EXERCISE: Show all lines from the listing below that contain "sunshine".

____

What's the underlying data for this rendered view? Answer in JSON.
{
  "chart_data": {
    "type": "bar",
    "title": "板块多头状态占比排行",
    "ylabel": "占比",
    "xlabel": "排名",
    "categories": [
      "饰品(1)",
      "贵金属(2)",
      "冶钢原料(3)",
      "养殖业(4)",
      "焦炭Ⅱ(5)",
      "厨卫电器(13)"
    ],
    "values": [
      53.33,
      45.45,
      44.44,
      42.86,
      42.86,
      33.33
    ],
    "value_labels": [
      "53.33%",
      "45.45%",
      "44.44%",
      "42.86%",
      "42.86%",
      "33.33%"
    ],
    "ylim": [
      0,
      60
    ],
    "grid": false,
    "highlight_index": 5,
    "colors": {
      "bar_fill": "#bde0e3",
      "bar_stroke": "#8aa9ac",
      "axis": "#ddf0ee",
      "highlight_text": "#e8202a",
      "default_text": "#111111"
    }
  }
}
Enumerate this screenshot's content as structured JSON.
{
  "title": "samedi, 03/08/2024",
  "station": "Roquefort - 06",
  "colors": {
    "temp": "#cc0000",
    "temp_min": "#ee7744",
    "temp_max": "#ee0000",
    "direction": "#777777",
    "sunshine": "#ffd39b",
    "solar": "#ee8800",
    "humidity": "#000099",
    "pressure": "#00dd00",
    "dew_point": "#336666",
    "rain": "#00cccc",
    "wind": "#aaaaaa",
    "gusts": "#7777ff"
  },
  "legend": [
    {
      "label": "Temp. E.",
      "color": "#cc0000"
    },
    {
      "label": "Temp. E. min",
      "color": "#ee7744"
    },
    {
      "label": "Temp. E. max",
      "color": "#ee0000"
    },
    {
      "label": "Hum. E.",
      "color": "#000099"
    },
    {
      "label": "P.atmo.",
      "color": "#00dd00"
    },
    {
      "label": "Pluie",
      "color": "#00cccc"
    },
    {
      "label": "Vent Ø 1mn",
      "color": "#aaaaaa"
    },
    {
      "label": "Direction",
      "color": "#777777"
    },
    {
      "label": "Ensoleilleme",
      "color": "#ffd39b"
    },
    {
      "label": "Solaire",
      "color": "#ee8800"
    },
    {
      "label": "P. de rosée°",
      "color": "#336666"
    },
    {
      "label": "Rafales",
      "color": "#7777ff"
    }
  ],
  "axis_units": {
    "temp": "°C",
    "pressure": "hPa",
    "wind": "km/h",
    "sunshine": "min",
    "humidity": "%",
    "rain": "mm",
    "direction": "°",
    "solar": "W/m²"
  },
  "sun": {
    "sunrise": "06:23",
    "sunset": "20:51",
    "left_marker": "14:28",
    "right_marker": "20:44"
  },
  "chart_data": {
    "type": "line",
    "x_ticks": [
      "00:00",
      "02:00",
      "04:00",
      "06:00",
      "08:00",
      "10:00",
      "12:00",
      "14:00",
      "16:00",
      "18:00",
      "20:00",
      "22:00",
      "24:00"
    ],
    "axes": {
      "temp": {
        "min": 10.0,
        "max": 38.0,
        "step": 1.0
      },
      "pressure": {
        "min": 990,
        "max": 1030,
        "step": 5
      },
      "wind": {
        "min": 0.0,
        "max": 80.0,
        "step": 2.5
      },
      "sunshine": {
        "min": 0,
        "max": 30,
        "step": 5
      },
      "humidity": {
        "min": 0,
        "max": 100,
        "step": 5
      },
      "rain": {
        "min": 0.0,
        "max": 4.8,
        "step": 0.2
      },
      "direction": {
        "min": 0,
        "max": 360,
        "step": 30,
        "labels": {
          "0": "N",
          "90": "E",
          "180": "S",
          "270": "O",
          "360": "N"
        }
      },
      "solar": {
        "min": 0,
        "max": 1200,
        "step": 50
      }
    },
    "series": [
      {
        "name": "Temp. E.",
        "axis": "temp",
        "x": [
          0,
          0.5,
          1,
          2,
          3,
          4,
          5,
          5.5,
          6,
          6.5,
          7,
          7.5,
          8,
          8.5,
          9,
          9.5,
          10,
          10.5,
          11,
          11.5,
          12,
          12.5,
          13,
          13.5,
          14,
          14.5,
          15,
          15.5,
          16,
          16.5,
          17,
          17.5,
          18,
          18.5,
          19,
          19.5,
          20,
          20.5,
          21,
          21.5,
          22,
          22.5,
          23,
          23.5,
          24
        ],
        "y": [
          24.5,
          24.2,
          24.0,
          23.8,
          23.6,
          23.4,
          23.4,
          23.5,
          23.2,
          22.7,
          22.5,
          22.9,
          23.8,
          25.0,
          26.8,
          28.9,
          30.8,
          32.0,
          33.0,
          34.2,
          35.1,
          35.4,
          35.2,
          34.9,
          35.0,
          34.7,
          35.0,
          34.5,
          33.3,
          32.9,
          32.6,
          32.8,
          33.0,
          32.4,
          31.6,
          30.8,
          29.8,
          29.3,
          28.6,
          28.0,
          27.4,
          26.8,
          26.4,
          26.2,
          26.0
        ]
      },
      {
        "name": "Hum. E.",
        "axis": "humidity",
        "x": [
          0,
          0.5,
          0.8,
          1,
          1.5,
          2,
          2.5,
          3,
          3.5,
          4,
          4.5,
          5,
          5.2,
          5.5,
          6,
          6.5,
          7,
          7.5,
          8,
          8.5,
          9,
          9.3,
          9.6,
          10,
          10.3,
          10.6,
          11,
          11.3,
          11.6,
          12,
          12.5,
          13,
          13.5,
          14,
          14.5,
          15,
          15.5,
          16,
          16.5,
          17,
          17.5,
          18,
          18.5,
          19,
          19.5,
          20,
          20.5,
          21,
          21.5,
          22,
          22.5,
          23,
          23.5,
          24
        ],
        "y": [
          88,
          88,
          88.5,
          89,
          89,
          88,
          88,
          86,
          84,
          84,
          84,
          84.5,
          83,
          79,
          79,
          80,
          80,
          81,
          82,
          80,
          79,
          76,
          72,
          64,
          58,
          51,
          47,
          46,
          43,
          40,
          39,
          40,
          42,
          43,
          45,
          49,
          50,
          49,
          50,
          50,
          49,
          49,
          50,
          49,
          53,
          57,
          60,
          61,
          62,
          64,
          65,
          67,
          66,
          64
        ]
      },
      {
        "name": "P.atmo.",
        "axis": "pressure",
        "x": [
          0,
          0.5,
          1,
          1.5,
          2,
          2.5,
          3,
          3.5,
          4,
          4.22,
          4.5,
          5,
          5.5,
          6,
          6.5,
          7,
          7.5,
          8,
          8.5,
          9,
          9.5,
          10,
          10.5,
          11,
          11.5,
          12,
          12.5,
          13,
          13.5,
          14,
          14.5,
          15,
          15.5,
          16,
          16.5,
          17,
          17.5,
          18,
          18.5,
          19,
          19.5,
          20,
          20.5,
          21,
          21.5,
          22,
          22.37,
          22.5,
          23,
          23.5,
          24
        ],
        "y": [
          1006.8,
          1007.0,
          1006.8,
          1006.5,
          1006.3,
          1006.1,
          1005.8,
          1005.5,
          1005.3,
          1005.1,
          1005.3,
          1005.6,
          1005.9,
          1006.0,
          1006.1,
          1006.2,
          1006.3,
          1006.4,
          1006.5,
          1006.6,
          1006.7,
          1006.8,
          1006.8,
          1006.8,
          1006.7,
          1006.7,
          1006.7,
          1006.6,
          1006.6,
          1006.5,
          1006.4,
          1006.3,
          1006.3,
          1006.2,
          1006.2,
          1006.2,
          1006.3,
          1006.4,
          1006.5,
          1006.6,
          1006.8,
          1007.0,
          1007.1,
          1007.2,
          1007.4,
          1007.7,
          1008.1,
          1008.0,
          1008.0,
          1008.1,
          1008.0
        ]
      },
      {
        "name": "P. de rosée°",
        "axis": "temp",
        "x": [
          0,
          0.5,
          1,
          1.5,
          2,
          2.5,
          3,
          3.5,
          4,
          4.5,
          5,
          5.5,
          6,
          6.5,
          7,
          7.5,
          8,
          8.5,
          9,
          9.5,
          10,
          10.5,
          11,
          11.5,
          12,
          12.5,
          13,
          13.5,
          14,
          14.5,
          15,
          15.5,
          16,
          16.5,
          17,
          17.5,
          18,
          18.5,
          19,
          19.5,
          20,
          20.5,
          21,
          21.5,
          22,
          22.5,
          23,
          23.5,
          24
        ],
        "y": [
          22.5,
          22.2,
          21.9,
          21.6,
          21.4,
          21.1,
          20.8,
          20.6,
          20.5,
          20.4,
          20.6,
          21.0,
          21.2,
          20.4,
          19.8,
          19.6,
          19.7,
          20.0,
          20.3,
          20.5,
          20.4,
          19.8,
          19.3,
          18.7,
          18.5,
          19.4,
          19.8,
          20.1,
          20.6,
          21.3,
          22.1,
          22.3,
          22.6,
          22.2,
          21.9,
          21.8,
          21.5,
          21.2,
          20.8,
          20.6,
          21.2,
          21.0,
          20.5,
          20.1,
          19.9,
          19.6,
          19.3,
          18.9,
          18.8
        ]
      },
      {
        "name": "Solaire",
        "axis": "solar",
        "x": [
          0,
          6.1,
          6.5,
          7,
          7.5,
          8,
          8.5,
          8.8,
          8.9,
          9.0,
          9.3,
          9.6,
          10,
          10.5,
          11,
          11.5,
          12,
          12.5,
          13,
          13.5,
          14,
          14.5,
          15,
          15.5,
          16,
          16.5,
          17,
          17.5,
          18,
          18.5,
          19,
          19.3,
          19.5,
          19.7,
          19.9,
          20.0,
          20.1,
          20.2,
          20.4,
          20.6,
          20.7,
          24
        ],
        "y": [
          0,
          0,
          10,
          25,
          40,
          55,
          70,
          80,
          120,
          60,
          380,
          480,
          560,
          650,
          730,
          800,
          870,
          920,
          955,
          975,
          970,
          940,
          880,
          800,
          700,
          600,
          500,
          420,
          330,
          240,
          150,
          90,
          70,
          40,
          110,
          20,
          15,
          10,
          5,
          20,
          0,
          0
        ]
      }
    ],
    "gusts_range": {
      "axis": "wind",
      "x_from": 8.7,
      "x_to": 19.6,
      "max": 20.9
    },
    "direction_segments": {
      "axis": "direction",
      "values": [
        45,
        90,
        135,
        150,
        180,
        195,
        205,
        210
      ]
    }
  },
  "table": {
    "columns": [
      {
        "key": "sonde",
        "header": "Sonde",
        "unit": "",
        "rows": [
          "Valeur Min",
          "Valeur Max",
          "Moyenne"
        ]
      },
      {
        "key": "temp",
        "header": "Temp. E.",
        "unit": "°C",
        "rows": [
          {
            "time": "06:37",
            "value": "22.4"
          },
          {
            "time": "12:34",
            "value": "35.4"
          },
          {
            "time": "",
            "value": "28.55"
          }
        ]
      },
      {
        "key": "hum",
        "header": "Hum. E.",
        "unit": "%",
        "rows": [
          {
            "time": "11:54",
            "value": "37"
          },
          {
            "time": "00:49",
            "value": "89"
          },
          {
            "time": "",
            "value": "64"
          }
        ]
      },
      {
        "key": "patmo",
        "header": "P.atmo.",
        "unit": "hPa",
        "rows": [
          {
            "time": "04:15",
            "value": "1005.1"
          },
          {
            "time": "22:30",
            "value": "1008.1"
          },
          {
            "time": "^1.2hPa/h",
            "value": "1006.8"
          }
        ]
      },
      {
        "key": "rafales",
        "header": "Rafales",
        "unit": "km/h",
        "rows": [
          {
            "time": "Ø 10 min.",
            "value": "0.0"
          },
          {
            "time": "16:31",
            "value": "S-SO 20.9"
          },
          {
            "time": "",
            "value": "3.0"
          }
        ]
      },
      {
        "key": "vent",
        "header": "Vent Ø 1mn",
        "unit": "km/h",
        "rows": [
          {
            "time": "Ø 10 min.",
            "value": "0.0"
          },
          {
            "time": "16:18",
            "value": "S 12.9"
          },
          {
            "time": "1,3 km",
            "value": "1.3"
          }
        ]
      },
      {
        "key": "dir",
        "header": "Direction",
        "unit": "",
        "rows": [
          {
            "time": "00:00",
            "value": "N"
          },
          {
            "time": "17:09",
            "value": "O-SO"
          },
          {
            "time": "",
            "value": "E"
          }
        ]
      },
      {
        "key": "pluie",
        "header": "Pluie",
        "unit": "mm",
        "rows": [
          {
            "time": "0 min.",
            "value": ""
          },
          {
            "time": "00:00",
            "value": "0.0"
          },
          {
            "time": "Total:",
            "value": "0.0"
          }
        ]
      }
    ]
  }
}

____

FINAL ANSWER:
    "sunshine": "#ffd39b",
    "sunshine": "min",
      "sunshine": {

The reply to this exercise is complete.